* [Exercise description]:
Write out the material exactly, with the pictures left out.

* [Data excerpts]:
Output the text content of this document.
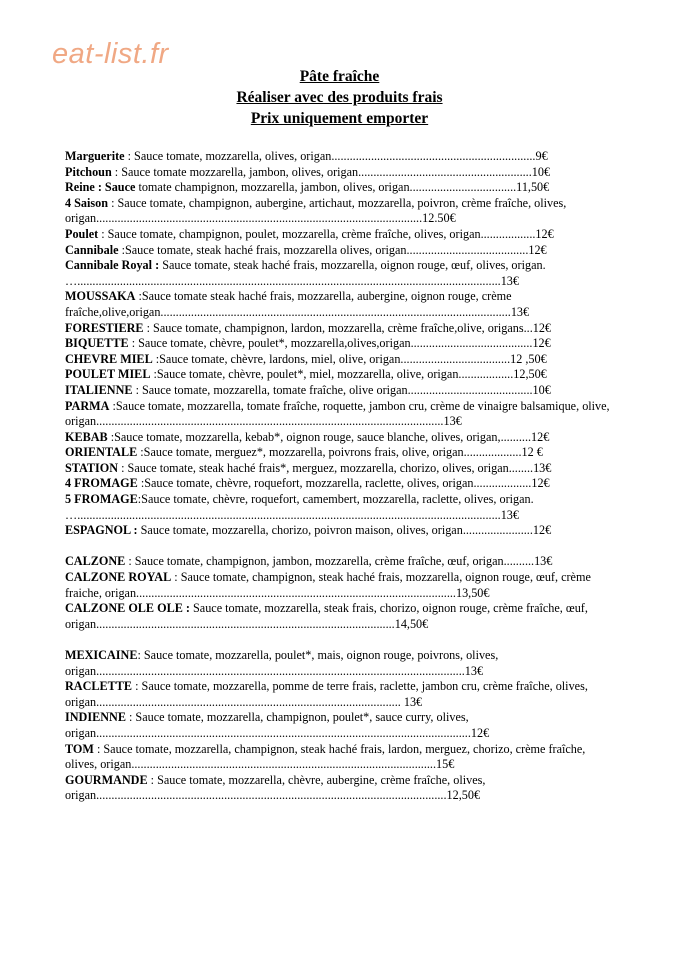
eat-list.fr
Pâte fraîche
Réaliser avec des produits frais
Prix uniquement emporter

Marguerite : Sauce tomate, mozzarella, olives, origan...................................................................9€

Pitchoun : Sauce tomate mozzarella, jambon, olives, origan.........................................................10€

Reine : Sauce tomate champignon, mozzarella, jambon, olives, origan...................................11,50€

4 Saison : Sauce tomate, champignon, aubergine, artichaut, mozzarella, poivron, crème fraîche, olives, origan...........................................................................................................12.50€

Poulet : Sauce tomate, champignon, poulet, mozzarella, crème fraîche, olives, origan..................12€

Cannibale :Sauce tomate, steak haché frais, mozzarella olives, origan........................................12€

Cannibale Royal : Sauce tomate, steak haché frais, mozzarella, oignon rouge, œuf, olives, origan. …...........................................................................................................................................13€

MOUSSAKA :Sauce tomate steak haché frais, mozzarella, aubergine, oignon rouge, crème fraîche,olive,origan...................................................................................................................13€

FORESTIERE : Sauce tomate, champignon, lardon, mozzarella, crème fraîche,olive, origans...12€

BIQUETTE : Sauce tomate, chèvre, poulet*, mozzarella,olives,origan........................................12€

CHEVRE MIEL :Sauce tomate, chèvre, lardons, miel, olive, origan....................................12 ,50€

POULET MIEL :Sauce tomate, chèvre, poulet*, miel, mozzarella, olive, origan..................12,50€

ITALIENNE : Sauce tomate, mozzarella, tomate fraîche, olive origan.........................................10€

PARMA :Sauce tomate, mozzarella, tomate fraîche, roquette, jambon cru, crème de vinaigre balsamique, olive, origan..................................................................................................................13€

KEBAB :Sauce tomate, mozzarella, kebab*, oignon rouge, sauce blanche, olives, origan,..........12€

ORIENTALE :Sauce tomate, merguez*, mozzarella, poivrons frais, olive, origan...................12 €

STATION : Sauce tomate, steak haché frais*, merguez, mozzarella, chorizo, olives, origan........13€

4 FROMAGE :Sauce tomate, chèvre, roquefort, mozzarella, raclette, olives, origan...................12€

5 FROMAGE:Sauce tomate, chèvre, roquefort, camembert, mozzarella, raclette, olives, origan. …...........................................................................................................................................13€

ESPAGNOL : Sauce tomate, mozzarella, chorizo, poivron maison, olives, origan.......................12€

CALZONE : Sauce tomate, champignon, jambon, mozzarella, crème fraîche, œuf, origan..........13€

CALZONE ROYAL : Sauce tomate, champignon, steak haché frais, mozzarella, oignon rouge, œuf, crème fraiche, origan.........................................................................................................13,50€

CALZONE OLE OLE : Sauce tomate, mozzarella, steak frais, chorizo, oignon rouge, crème fraîche, œuf, origan..................................................................................................14,50€

MEXICAINE: Sauce tomate, mozzarella, poulet*, mais, oignon rouge, poivrons, olives, origan.........................................................................................................................13€

RACLETTE : Sauce tomate, mozzarella, pomme de terre frais, raclette, jambon cru, crème fraîche, olives, origan.................................................................................................... 13€

INDIENNE : Sauce tomate, mozzarella, champignon, poulet*, sauce curry, olives, origan...........................................................................................................................12€

TOM : Sauce tomate, mozzarella, champignon, steak haché frais, lardon, merguez, chorizo, crème fraîche, olives, origan....................................................................................................15€

GOURMANDE : Sauce tomate, mozzarella, chèvre, aubergine, crème fraîche, olives, origan...................................................................................................................12,50€
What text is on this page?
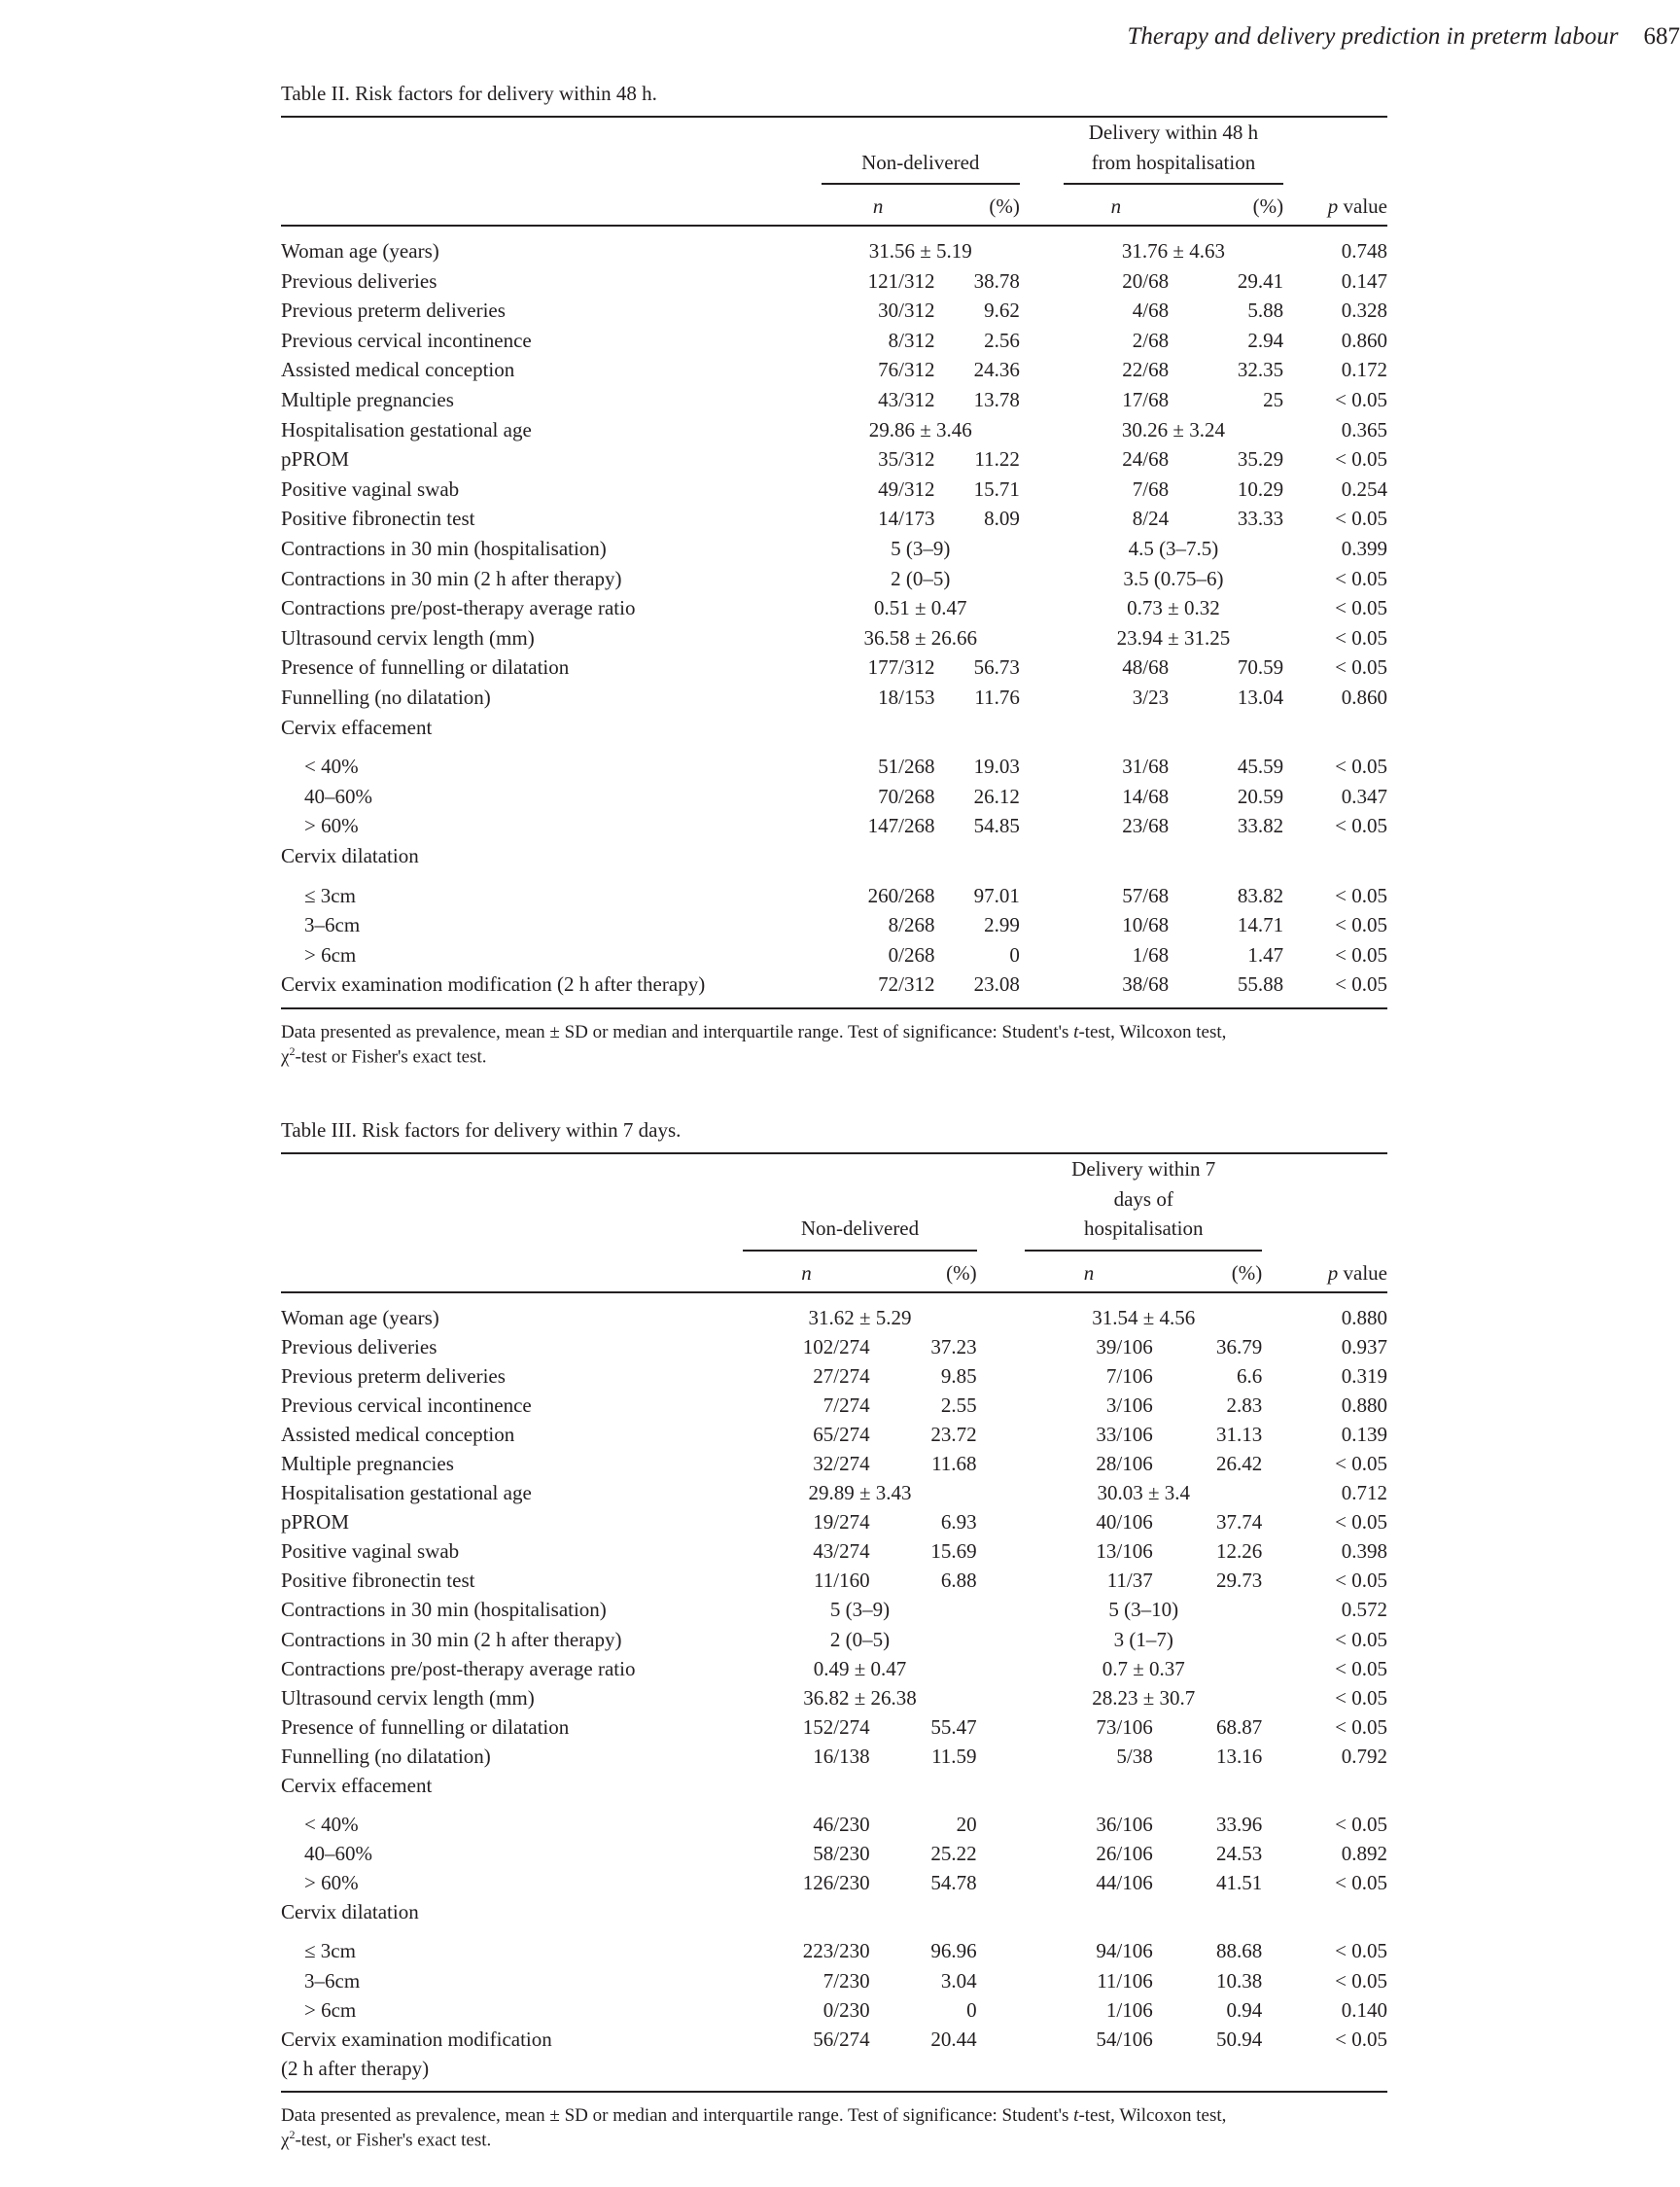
Therapy and delivery prediction in preterm labour 687
Table II. Risk factors for delivery within 48 h.
	Non-delivered			Delivery within 48 h
from hospitalisation		

	n	(%)		n	(%)	p value

Woman age (years)	31.56 ± 5.19			31.76 ± 4.63		0.748
Previous deliveries	121/312	38.78		20/68	29.41	0.147
Previous preterm deliveries	30/312	9.62		4/68	5.88	0.328
Previous cervical incontinence	8/312	2.56		2/68	2.94	0.860
Assisted medical conception	76/312	24.36		22/68	32.35	0.172
Multiple pregnancies	43/312	13.78		17/68	25	< 0.05
Hospitalisation gestational age	29.86 ± 3.46			30.26 ± 3.24		0.365
pPROM	35/312	11.22		24/68	35.29	< 0.05
Positive vaginal swab	49/312	15.71		7/68	10.29	0.254
Positive fibronectin test	14/173	8.09		8/24	33.33	< 0.05
Contractions in 30 min (hospitalisation)	5 (3–9)			4.5 (3–7.5)		0.399
Contractions in 30 min (2 h after therapy)	2 (0–5)			3.5 (0.75–6)		< 0.05
Contractions pre/post-therapy average ratio	0.51 ± 0.47			0.73 ± 0.32		< 0.05
Ultrasound cervix length (mm)	36.58 ± 26.66			23.94 ± 31.25		< 0.05
Presence of funnelling or dilatation	177/312	56.73		48/68	70.59	< 0.05
Funnelling (no dilatation)	18/153	11.76		3/23	13.04	0.860
Cervix effacement						

< 40%	51/268	19.03		31/68	45.59	< 0.05
40–60%	70/268	26.12		14/68	20.59	0.347
> 60%	147/268	54.85		23/68	33.82	< 0.05
Cervix dilatation						

≤ 3cm	260/268	97.01		57/68	83.82	< 0.05
3–6cm	8/268	2.99		10/68	14.71	< 0.05
> 6cm	0/268	0		1/68	1.47	< 0.05
Cervix examination modification (2 h after therapy)	72/312	23.08		38/68	55.88	< 0.05
Data presented as prevalence, mean ± SD or median and interquartile range. Test of significance: Student's t-test, Wilcoxon test,
$\chi^2$-test or Fisher's exact test.
Table III. Risk factors for delivery within 7 days.
	Non-delivered			Delivery within 7
days of
hospitalisation		

	n	(%)		n	(%)	p value

Woman age (years)	31.62 ± 5.29			31.54 ± 4.56		0.880
Previous deliveries	102/274	37.23		39/106	36.79	0.937
Previous preterm deliveries	27/274	9.85		7/106	6.6	0.319
Previous cervical incontinence	7/274	2.55		3/106	2.83	0.880
Assisted medical conception	65/274	23.72		33/106	31.13	0.139
Multiple pregnancies	32/274	11.68		28/106	26.42	< 0.05
Hospitalisation gestational age	29.89 ± 3.43			30.03 ± 3.4		0.712
pPROM	19/274	6.93		40/106	37.74	< 0.05
Positive vaginal swab	43/274	15.69		13/106	12.26	0.398
Positive fibronectin test	11/160	6.88		11/37	29.73	< 0.05
Contractions in 30 min (hospitalisation)	5 (3–9)			5 (3–10)		0.572
Contractions in 30 min (2 h after therapy)	2 (0–5)			3 (1–7)		< 0.05
Contractions pre/post-therapy average ratio	0.49 ± 0.47			0.7 ± 0.37		< 0.05
Ultrasound cervix length (mm)	36.82 ± 26.38			28.23 ± 30.7		< 0.05
Presence of funnelling or dilatation	152/274	55.47		73/106	68.87	< 0.05
Funnelling (no dilatation)	16/138	11.59		5/38	13.16	0.792
Cervix effacement						

< 40%	46/230	20		36/106	33.96	< 0.05
40–60%	58/230	25.22		26/106	24.53	0.892
> 60%	126/230	54.78		44/106	41.51	< 0.05
Cervix dilatation						

≤ 3cm	223/230	96.96		94/106	88.68	< 0.05
3–6cm	7/230	3.04		11/106	10.38	< 0.05
> 6cm	0/230	0		1/106	0.94	0.140
Cervix examination modification	56/274	20.44		54/106	50.94	< 0.05
(2 h after therapy)						
Data presented as prevalence, mean ± SD or median and interquartile range. Test of significance: Student's t-test, Wilcoxon test,
$\chi^2$-test, or Fisher's exact test.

* [Finished answer]:
Output the text content of this document.
eat-list.fr
Pâte fraîche
Réaliser avec des produits frais
Prix uniquement emporter

Marguerite : Sauce tomate, mozzarella, olives, origan...................................................................9€

Pitchoun : Sauce tomate mozzarella, jambon, olives, origan.........................................................10€

Reine : Sauce tomate champignon, mozzarella, jambon, olives, origan...................................11,50€

4 Saison : Sauce tomate, champignon, aubergine, artichaut, mozzarella, poivron, crème fraîche, olives, origan...........................................................................................................12.50€

Poulet : Sauce tomate, champignon, poulet, mozzarella, crème fraîche, olives, origan..................12€

Cannibale :Sauce tomate, steak haché frais, mozzarella olives, origan........................................12€

Cannibale Royal : Sauce tomate, steak haché frais, mozzarella, oignon rouge, œuf, olives, origan. …...........................................................................................................................................13€

MOUSSAKA :Sauce tomate steak haché frais, mozzarella, aubergine, oignon rouge, crème fraîche,olive,origan...................................................................................................................13€

FORESTIERE : Sauce tomate, champignon, lardon, mozzarella, crème fraîche,olive, origans...12€

BIQUETTE : Sauce tomate, chèvre, poulet*, mozzarella,olives,origan........................................12€

CHEVRE MIEL :Sauce tomate, chèvre, lardons, miel, olive, origan....................................12 ,50€

POULET MIEL :Sauce tomate, chèvre, poulet*, miel, mozzarella, olive, origan..................12,50€

ITALIENNE : Sauce tomate, mozzarella, tomate fraîche, olive origan.........................................10€

PARMA :Sauce tomate, mozzarella, tomate fraîche, roquette, jambon cru, crème de vinaigre balsamique, olive, origan..................................................................................................................13€

KEBAB :Sauce tomate, mozzarella, kebab*, oignon rouge, sauce blanche, olives, origan,..........12€

ORIENTALE :Sauce tomate, merguez*, mozzarella, poivrons frais, olive, origan...................12 €

STATION : Sauce tomate, steak haché frais*, merguez, mozzarella, chorizo, olives, origan........13€

4 FROMAGE :Sauce tomate, chèvre, roquefort, mozzarella, raclette, olives, origan...................12€

5 FROMAGE:Sauce tomate, chèvre, roquefort, camembert, mozzarella, raclette, olives, origan. …...........................................................................................................................................13€

ESPAGNOL : Sauce tomate, mozzarella, chorizo, poivron maison, olives, origan.......................12€

CALZONE : Sauce tomate, champignon, jambon, mozzarella, crème fraîche, œuf, origan..........13€

CALZONE ROYAL : Sauce tomate, champignon, steak haché frais, mozzarella, oignon rouge, œuf, crème fraiche, origan.........................................................................................................13,50€

CALZONE OLE OLE : Sauce tomate, mozzarella, steak frais, chorizo, oignon rouge, crème fraîche, œuf, origan..................................................................................................14,50€

MEXICAINE: Sauce tomate, mozzarella, poulet*, mais, oignon rouge, poivrons, olives, origan.........................................................................................................................13€

RACLETTE : Sauce tomate, mozzarella, pomme de terre frais, raclette, jambon cru, crème fraîche, olives, origan.................................................................................................... 13€

INDIENNE : Sauce tomate, mozzarella, champignon, poulet*, sauce curry, olives, origan...........................................................................................................................12€

TOM : Sauce tomate, mozzarella, champignon, steak haché frais, lardon, merguez, chorizo, crème fraîche, olives, origan....................................................................................................15€

GOURMANDE : Sauce tomate, mozzarella, chèvre, aubergine, crème fraîche, olives, origan...................................................................................................................12,50€
What text is on this page?
Therapy and delivery prediction in preterm labour 687
Table II. Risk factors for delivery within 48 h.
	Non-delivered			Delivery within 48 h
from hospitalisation		

	n	(%)		n	(%)	p value

Woman age (years)	31.56 ± 5.19			31.76 ± 4.63		0.748
Previous deliveries	121/312	38.78		20/68	29.41	0.147
Previous preterm deliveries	30/312	9.62		4/68	5.88	0.328
Previous cervical incontinence	8/312	2.56		2/68	2.94	0.860
Assisted medical conception	76/312	24.36		22/68	32.35	0.172
Multiple pregnancies	43/312	13.78		17/68	25	< 0.05
Hospitalisation gestational age	29.86 ± 3.46			30.26 ± 3.24		0.365
pPROM	35/312	11.22		24/68	35.29	< 0.05
Positive vaginal swab	49/312	15.71		7/68	10.29	0.254
Positive fibronectin test	14/173	8.09		8/24	33.33	< 0.05
Contractions in 30 min (hospitalisation)	5 (3–9)			4.5 (3–7.5)		0.399
Contractions in 30 min (2 h after therapy)	2 (0–5)			3.5 (0.75–6)		< 0.05
Contractions pre/post-therapy average ratio	0.51 ± 0.47			0.73 ± 0.32		< 0.05
Ultrasound cervix length (mm)	36.58 ± 26.66			23.94 ± 31.25		< 0.05
Presence of funnelling or dilatation	177/312	56.73		48/68	70.59	< 0.05
Funnelling (no dilatation)	18/153	11.76		3/23	13.04	0.860
Cervix effacement						

< 40%	51/268	19.03		31/68	45.59	< 0.05
40–60%	70/268	26.12		14/68	20.59	0.347
> 60%	147/268	54.85		23/68	33.82	< 0.05
Cervix dilatation						

≤ 3cm	260/268	97.01		57/68	83.82	< 0.05
3–6cm	8/268	2.99		10/68	14.71	< 0.05
> 6cm	0/268	0		1/68	1.47	< 0.05
Cervix examination modification (2 h after therapy)	72/312	23.08		38/68	55.88	< 0.05
Data presented as prevalence, mean ± SD or median and interquartile range. Test of significance: Student's t-test, Wilcoxon test,
$\chi^2$-test or Fisher's exact test.
Table III. Risk factors for delivery within 7 days.
	Non-delivered			Delivery within 7
days of
hospitalisation		

	n	(%)		n	(%)	p value

Woman age (years)	31.62 ± 5.29			31.54 ± 4.56		0.880
Previous deliveries	102/274	37.23		39/106	36.79	0.937
Previous preterm deliveries	27/274	9.85		7/106	6.6	0.319
Previous cervical incontinence	7/274	2.55		3/106	2.83	0.880
Assisted medical conception	65/274	23.72		33/106	31.13	0.139
Multiple pregnancies	32/274	11.68		28/106	26.42	< 0.05
Hospitalisation gestational age	29.89 ± 3.43			30.03 ± 3.4		0.712
pPROM	19/274	6.93		40/106	37.74	< 0.05
Positive vaginal swab	43/274	15.69		13/106	12.26	0.398
Positive fibronectin test	11/160	6.88		11/37	29.73	< 0.05
Contractions in 30 min (hospitalisation)	5 (3–9)			5 (3–10)		0.572
Contractions in 30 min (2 h after therapy)	2 (0–5)			3 (1–7)		< 0.05
Contractions pre/post-therapy average ratio	0.49 ± 0.47			0.7 ± 0.37		< 0.05
Ultrasound cervix length (mm)	36.82 ± 26.38			28.23 ± 30.7		< 0.05
Presence of funnelling or dilatation	152/274	55.47		73/106	68.87	< 0.05
Funnelling (no dilatation)	16/138	11.59		5/38	13.16	0.792
Cervix effacement						

< 40%	46/230	20		36/106	33.96	< 0.05
40–60%	58/230	25.22		26/106	24.53	0.892
> 60%	126/230	54.78		44/106	41.51	< 0.05
Cervix dilatation						

≤ 3cm	223/230	96.96		94/106	88.68	< 0.05
3–6cm	7/230	3.04		11/106	10.38	< 0.05
> 6cm	0/230	0		1/106	0.94	0.140
Cervix examination modification	56/274	20.44		54/106	50.94	< 0.05
(2 h after therapy)						
Data presented as prevalence, mean ± SD or median and interquartile range. Test of significance: Student's t-test, Wilcoxon test,
$\chi^2$-test, or Fisher's exact test.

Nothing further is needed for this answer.